**Условие задания:**
Перепишите фрагмент текста о Цинциннате, начиная с «Владимир Набоков: русские» и заканчивая «Так-то будет правильнее.», поменяв «шахматная партия» на «карточная игра».

**Исходный текст:**
********************
Владимир Набоков: русские годы
Шрифт:
В начале романа, когда директор сообщил единственному обитателю тюрьмы о скором прибытии нового арестанта, у Цинцинната при мысли о встрече с себе подобным радостно забилось сердце. Появляется м-сье Пьер, который протягивает ему не руку дружбы, но десять скользких щупалец, и Цинциннат сразу понимает, что перед ним еще одна тщательно продуманная пародия. Даже шахматная партия превращается в оскорбительный фарс.
Сам я холост, но я понимаю, конечно… Вперед. Я это быстро… Хорошие игроки никогда много не думают. Вперед. Вашу супругу я мельком видал, — ядреная бабенка, что и говорить, — шея больно хороша, люблю… Э, стойте. Это я маху дал, разрешите переиграть. Так-то будет правильнее.
Каждую ночь Цинциннат слышит за стеной звуки, приближающиеся сантиметр за сантиметром к его камере.
Цинциннат, личность сложная и необычная, испытывает одиночество, незнакомое тем, кто его окружает, ибо они с легкостью меняют друзей, возлюбленных и даже собственное «я». Если Цинциннат и может надеяться на дружеское участие, то лишь в мечтах о будущем читателе тех заметок, которые он успел набросать в камере: «Я бросил бы, ежели трудился бы для кого-либо сейчас существующего». Однако в конце романа обезглавленный Цинциннат встает и направляется туда, где «стояли существа, подобные ему»: смерть сулит ему не одиночество, но возможность истинной дружбы.
«Приглашение на казнь» — это не прямое отображение жизни, но комический кошмар, который на удивление мягко, но настойчиво выводит нас из равновесия, чтобы обострить наше ощущение иной реальности. Одинокий и затравленный Цинциннат заключен в своем мире, но сама книга, в отличие от ее героя, предполагает существование читателей, которые поймут его потребность выразить себя без пустозвонства Родрига Ивановича и м-сье Пьера. В мире, который другие принимают на веру, Цинциннат распознает фальшивые банкноты банальности и отказывается их принять.
********************
**Выдержки из строк:**
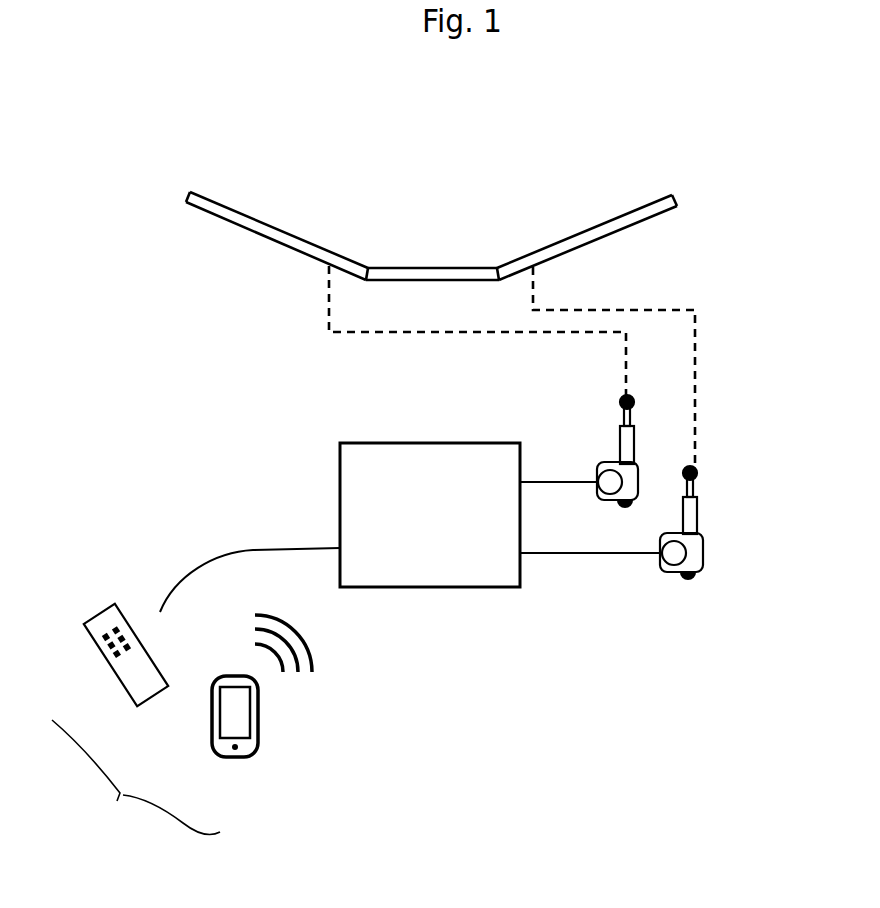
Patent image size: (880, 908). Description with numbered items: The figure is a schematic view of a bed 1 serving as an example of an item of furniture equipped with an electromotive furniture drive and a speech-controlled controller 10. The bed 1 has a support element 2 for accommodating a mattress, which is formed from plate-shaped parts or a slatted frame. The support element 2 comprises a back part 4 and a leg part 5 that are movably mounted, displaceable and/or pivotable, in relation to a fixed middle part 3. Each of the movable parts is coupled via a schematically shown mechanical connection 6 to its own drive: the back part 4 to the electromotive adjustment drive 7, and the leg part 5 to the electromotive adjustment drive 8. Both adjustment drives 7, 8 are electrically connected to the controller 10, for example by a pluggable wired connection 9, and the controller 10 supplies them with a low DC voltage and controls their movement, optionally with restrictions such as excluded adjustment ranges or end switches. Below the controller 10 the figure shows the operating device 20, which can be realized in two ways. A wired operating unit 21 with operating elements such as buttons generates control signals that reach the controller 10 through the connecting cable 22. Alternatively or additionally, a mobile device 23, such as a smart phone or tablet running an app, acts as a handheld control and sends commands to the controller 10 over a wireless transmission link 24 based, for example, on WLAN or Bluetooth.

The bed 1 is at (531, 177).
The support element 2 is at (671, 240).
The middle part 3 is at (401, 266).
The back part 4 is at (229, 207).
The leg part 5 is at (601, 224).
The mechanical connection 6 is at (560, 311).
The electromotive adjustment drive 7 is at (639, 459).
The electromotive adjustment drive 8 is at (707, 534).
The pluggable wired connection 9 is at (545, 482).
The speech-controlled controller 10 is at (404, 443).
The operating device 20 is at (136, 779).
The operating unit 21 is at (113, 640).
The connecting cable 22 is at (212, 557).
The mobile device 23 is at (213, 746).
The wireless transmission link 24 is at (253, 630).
********************
**Решение:**
Владимир Набоков: русские годы
Шрифт:
В начале романа, когда директор сообщил единственному обитателю тюрьмы о скором прибытии нового арестанта, у Цинцинната при мысли о встрече с себе подобным радостно забилось сердце. Появляется м-сье Пьер, который протягивает ему не руку дружбы, но десять скользких щупалец, и Цинциннат сразу понимает, что перед ним еще одна тщательно продуманная пародия. Даже карточная игра превращается в оскорбительный фарс.
Сам я холост, но я понимаю, конечно… Вперед. Я это быстро… Хорошие игроки никогда много не думают. Вперед. Вашу супругу я мельком видал, — ядреная бабенка, что и говорить, — шея больно хороша, люблю… Э, стойте. Это я маху дал, разрешите переиграть. Так-то будет правильнее.